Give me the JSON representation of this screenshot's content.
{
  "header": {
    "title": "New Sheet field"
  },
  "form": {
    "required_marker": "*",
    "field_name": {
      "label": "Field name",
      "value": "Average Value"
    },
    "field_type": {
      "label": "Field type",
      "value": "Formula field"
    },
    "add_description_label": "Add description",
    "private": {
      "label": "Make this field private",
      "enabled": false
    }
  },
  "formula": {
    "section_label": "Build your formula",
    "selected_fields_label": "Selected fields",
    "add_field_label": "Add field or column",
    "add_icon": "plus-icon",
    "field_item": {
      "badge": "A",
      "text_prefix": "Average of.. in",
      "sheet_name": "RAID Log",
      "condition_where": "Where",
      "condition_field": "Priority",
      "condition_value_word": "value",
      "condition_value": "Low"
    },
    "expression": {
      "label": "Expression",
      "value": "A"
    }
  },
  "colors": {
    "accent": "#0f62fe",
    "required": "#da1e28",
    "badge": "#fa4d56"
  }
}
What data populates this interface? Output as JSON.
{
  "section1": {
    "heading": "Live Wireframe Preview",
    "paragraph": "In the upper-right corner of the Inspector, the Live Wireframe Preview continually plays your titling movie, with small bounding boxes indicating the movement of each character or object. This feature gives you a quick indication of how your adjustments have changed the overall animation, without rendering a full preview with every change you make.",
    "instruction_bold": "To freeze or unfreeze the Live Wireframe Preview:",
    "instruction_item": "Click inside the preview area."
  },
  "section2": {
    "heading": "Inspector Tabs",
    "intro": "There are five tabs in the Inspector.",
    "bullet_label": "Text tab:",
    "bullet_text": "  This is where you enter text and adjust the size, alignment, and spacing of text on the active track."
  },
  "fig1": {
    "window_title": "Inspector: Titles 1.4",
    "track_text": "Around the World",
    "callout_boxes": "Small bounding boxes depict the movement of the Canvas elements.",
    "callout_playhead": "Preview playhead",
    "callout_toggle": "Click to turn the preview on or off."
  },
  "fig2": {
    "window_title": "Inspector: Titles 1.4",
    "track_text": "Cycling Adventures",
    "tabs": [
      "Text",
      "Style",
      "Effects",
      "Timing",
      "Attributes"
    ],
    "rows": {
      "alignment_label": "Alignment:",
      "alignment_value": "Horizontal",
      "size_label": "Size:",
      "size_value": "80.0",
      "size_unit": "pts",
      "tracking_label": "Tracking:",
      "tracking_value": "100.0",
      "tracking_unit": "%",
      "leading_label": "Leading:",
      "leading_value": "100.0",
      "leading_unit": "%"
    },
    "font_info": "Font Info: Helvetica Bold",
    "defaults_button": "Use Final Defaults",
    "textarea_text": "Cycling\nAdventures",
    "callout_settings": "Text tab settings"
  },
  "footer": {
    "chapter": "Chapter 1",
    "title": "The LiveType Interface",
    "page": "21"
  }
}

◇ ◇ ◇

> Problem statement
Exact output of every entry is required.

> Solution to the problem
Give me the JSON representation of this screenshot's content.
{
  "header": {
    "title": "New Sheet field"
  },
  "form": {
    "required_marker": "*",
    "field_name": {
      "label": "Field name",
      "value": "Average Value"
    },
    "field_type": {
      "label": "Field type",
      "value": "Formula field"
    },
    "add_description_label": "Add description",
    "private": {
      "label": "Make this field private",
      "enabled": false
    }
  },
  "formula": {
    "section_label": "Build your formula",
    "selected_fields_label": "Selected fields",
    "add_field_label": "Add field or column",
    "add_icon": "plus-icon",
    "field_item": {
      "badge": "A",
      "text_prefix": "Average of.. in",
      "sheet_name": "RAID Log",
      "condition_where": "Where",
      "condition_field": "Priority",
      "condition_value_word": "value",
      "condition_value": "Low"
    },
    "expression": {
      "label": "Expression",
      "value": "A"
    }
  },
  "colors": {
    "accent": "#0f62fe",
    "required": "#da1e28",
    "badge": "#fa4d56"
  }
}
What data populates this interface? Output as JSON.
{
  "section1": {
    "heading": "Live Wireframe Preview",
    "paragraph": "In the upper-right corner of the Inspector, the Live Wireframe Preview continually plays your titling movie, with small bounding boxes indicating the movement of each character or object. This feature gives you a quick indication of how your adjustments have changed the overall animation, without rendering a full preview with every change you make.",
    "instruction_bold": "To freeze or unfreeze the Live Wireframe Preview:",
    "instruction_item": "Click inside the preview area."
  },
  "section2": {
    "heading": "Inspector Tabs",
    "intro": "There are five tabs in the Inspector.",
    "bullet_label": "Text tab:",
    "bullet_text": "  This is where you enter text and adjust the size, alignment, and spacing of text on the active track."
  },
  "fig1": {
    "window_title": "Inspector: Titles 1.4",
    "track_text": "Around the World",
    "callout_boxes": "Small bounding boxes depict the movement of the Canvas elements.",
    "callout_playhead": "Preview playhead",
    "callout_toggle": "Click to turn the preview on or off."
  },
  "fig2": {
    "window_title": "Inspector: Titles 1.4",
    "track_text": "Cycling Adventures",
    "tabs": [
      "Text",
      "Style",
      "Effects",
      "Timing",
      "Attributes"
    ],
    "rows": {
      "alignment_label": "Alignment:",
      "alignment_value": "Horizontal",
      "size_label": "Size:",
      "size_value": "80.0",
      "size_unit": "pts",
      "tracking_label": "Tracking:",
      "tracking_value": "100.0",
      "tracking_unit": "%",
      "leading_label": "Leading:",
      "leading_value": "100.0",
      "leading_unit": "%"
    },
    "font_info": "Font Info: Helvetica Bold",
    "defaults_button": "Use Final Defaults",
    "textarea_text": "Cycling\nAdventures",
    "callout_settings": "Text tab settings"
  },
  "footer": {
    "chapter": "Chapter 1",
    "title": "The LiveType Interface",
    "page": "21"
  }
}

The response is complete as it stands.